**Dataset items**
------

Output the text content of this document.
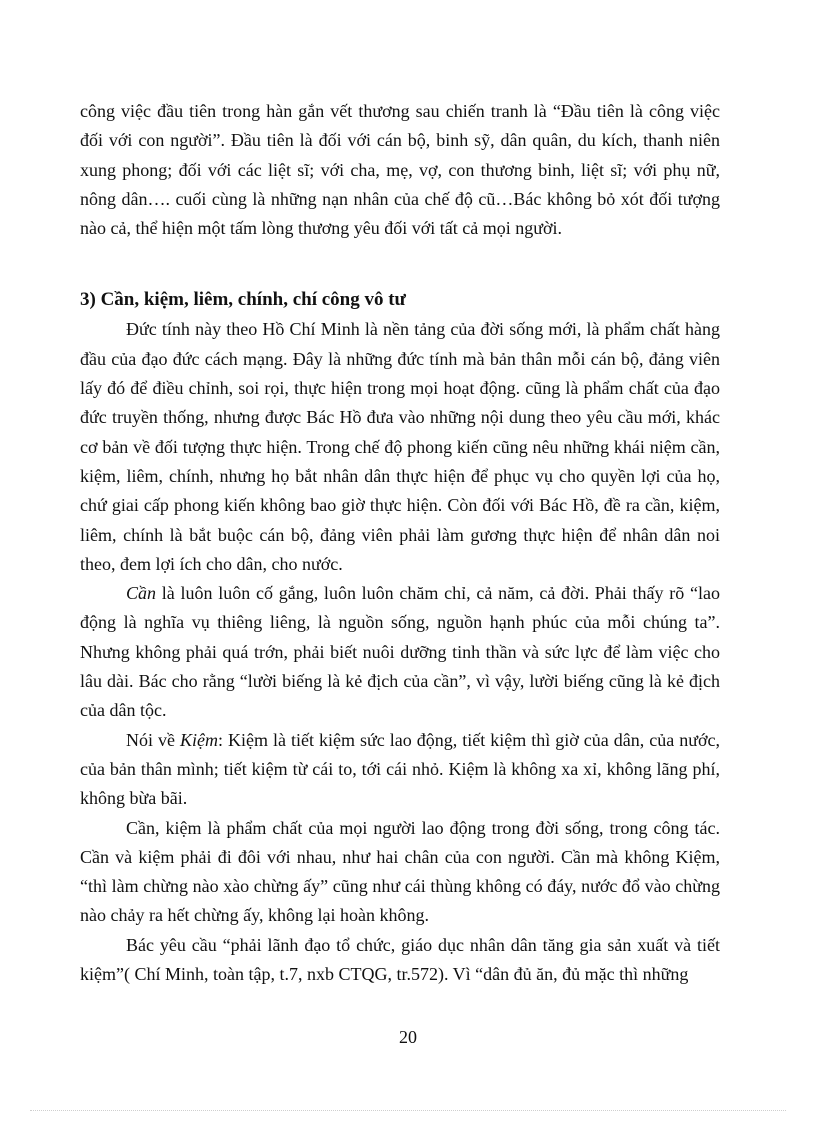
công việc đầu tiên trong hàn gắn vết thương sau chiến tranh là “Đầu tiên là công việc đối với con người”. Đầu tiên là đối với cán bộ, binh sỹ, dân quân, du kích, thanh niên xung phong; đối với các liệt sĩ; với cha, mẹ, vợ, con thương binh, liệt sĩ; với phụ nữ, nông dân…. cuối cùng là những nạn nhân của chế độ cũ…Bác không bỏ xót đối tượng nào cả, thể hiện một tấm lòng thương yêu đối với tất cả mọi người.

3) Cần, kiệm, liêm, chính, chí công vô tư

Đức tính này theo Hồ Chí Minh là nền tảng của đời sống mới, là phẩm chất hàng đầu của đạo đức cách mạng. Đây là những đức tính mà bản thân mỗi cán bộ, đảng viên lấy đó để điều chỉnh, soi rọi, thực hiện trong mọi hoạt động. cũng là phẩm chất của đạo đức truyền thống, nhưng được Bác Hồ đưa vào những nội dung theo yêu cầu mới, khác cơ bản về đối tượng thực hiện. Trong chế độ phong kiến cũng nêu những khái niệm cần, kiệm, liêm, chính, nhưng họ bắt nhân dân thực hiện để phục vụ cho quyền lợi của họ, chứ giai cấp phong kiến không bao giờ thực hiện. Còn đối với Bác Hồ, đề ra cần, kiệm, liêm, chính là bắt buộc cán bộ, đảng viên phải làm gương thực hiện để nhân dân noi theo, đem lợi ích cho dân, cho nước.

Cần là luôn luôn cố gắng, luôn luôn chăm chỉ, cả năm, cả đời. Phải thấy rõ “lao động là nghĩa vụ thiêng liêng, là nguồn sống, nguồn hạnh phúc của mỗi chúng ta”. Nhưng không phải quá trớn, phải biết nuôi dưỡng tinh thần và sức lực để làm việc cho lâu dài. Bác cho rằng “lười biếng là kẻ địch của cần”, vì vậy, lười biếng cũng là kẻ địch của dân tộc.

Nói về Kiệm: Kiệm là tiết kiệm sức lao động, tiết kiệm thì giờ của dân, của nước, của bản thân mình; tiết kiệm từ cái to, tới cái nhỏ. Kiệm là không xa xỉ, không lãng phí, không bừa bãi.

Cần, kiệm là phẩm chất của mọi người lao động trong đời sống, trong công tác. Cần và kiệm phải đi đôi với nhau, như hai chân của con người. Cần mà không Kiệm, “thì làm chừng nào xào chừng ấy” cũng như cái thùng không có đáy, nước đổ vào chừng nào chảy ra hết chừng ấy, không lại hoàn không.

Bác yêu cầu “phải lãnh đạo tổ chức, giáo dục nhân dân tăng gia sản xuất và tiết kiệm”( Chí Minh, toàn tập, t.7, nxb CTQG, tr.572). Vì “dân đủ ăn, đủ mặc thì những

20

------

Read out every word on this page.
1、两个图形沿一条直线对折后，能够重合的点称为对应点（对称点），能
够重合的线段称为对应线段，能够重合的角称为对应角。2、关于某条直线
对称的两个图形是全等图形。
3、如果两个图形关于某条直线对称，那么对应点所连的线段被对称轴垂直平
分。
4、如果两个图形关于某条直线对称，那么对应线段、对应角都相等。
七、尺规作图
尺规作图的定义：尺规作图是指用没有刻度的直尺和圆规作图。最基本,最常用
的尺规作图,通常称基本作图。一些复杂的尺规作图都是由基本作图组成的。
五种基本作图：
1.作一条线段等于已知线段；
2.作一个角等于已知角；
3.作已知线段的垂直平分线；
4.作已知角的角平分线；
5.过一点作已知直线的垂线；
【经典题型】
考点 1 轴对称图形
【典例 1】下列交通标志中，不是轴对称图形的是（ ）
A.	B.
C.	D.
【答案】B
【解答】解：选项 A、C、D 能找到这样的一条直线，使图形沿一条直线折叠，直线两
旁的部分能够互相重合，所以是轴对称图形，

------

**GOAL**
Find every line in the records above that holds the word "công", and copy each one.

**FINAL ANSWER**
công việc đầu tiên trong hàn gắn vết thương sau chiến tranh là “Đầu tiên là công việc đối với con người”. Đầu tiên là đối với cán bộ, binh sỹ, dân quân, du kích, thanh niên xung phong; đối với các liệt sĩ; với cha, mẹ, vợ, con thương binh, liệt sĩ; với phụ nữ, nông dân…. cuối cùng là những nạn nhân của chế độ cũ…Bác không bỏ xót đối tượng nào cả, thể hiện một tấm lòng thương yêu đối với tất cả mọi người.
3) Cần, kiệm, liêm, chính, chí công vô tư
Cần, kiệm là phẩm chất của mọi người lao động trong đời sống, trong công tác. Cần và kiệm phải đi đôi với nhau, như hai chân của con người. Cần mà không Kiệm, “thì làm chừng nào xào chừng ấy” cũng như cái thùng không có đáy, nước đổ vào chừng nào chảy ra hết chừng ấy, không lại hoàn không.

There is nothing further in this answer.